SHORT TASK:
Write out the whole listing again, exactly.

A block of data:
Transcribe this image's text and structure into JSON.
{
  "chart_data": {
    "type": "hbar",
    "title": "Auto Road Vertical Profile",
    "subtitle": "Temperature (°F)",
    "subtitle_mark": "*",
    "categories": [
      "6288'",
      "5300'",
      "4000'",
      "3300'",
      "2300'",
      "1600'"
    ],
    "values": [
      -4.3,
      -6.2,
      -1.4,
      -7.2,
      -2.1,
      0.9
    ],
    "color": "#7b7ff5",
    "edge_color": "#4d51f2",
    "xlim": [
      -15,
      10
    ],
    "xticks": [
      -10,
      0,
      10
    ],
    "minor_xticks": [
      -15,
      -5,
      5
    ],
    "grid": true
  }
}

RESULT BELOW:
Transcribe this image's text and structure into JSON.
{
  "chart_data": {
    "type": "hbar",
    "title": "Auto Road Vertical Profile",
    "subtitle": "Temperature (°F)",
    "subtitle_mark": "*",
    "categories": [
      "6288'",
      "5300'",
      "4000'",
      "3300'",
      "2300'",
      "1600'"
    ],
    "values": [
      -4.3,
      -6.2,
      -1.4,
      -7.2,
      -2.1,
      0.9
    ],
    "color": "#7b7ff5",
    "edge_color": "#4d51f2",
    "xlim": [
      -15,
      10
    ],
    "xticks": [
      -10,
      0,
      10
    ],
    "minor_xticks": [
      -15,
      -5,
      5
    ],
    "grid": true
  }
}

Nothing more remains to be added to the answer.